Work to be completed:
Every entry below must appear again, exactly as written.

Saved data entries:
# # # # # # #

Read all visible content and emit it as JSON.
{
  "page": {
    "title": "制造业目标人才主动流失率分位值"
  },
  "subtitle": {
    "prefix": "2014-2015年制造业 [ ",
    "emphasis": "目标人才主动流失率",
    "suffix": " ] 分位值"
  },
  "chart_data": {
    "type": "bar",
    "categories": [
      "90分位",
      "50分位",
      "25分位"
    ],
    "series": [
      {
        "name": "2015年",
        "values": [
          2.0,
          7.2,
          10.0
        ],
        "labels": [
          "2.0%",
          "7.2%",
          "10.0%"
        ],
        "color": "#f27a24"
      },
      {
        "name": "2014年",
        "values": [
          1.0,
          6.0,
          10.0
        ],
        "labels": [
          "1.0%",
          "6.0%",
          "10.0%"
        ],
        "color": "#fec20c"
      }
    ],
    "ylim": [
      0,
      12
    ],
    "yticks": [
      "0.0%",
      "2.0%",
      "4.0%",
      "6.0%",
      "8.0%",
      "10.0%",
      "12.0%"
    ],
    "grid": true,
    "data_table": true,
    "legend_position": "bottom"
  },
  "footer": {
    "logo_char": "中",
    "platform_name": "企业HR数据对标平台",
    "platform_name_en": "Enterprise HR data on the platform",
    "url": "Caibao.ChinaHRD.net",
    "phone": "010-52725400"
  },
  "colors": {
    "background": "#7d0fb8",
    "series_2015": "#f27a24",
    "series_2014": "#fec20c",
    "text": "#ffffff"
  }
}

# # # # # # #

Written reply:
Read all visible content and emit it as JSON.
{
  "page": {
    "title": "制造业目标人才主动流失率分位值"
  },
  "subtitle": {
    "prefix": "2014-2015年制造业 [ ",
    "emphasis": "目标人才主动流失率",
    "suffix": " ] 分位值"
  },
  "chart_data": {
    "type": "bar",
    "categories": [
      "90分位",
      "50分位",
      "25分位"
    ],
    "series": [
      {
        "name": "2015年",
        "values": [
          2.0,
          7.2,
          10.0
        ],
        "labels": [
          "2.0%",
          "7.2%",
          "10.0%"
        ],
        "color": "#f27a24"
      },
      {
        "name": "2014年",
        "values": [
          1.0,
          6.0,
          10.0
        ],
        "labels": [
          "1.0%",
          "6.0%",
          "10.0%"
        ],
        "color": "#fec20c"
      }
    ],
    "ylim": [
      0,
      12
    ],
    "yticks": [
      "0.0%",
      "2.0%",
      "4.0%",
      "6.0%",
      "8.0%",
      "10.0%",
      "12.0%"
    ],
    "grid": true,
    "data_table": true,
    "legend_position": "bottom"
  },
  "footer": {
    "logo_char": "中",
    "platform_name": "企业HR数据对标平台",
    "platform_name_en": "Enterprise HR data on the platform",
    "url": "Caibao.ChinaHRD.net",
    "phone": "010-52725400"
  },
  "colors": {
    "background": "#7d0fb8",
    "series_2015": "#f27a24",
    "series_2014": "#fec20c",
    "text": "#ffffff"
  }
}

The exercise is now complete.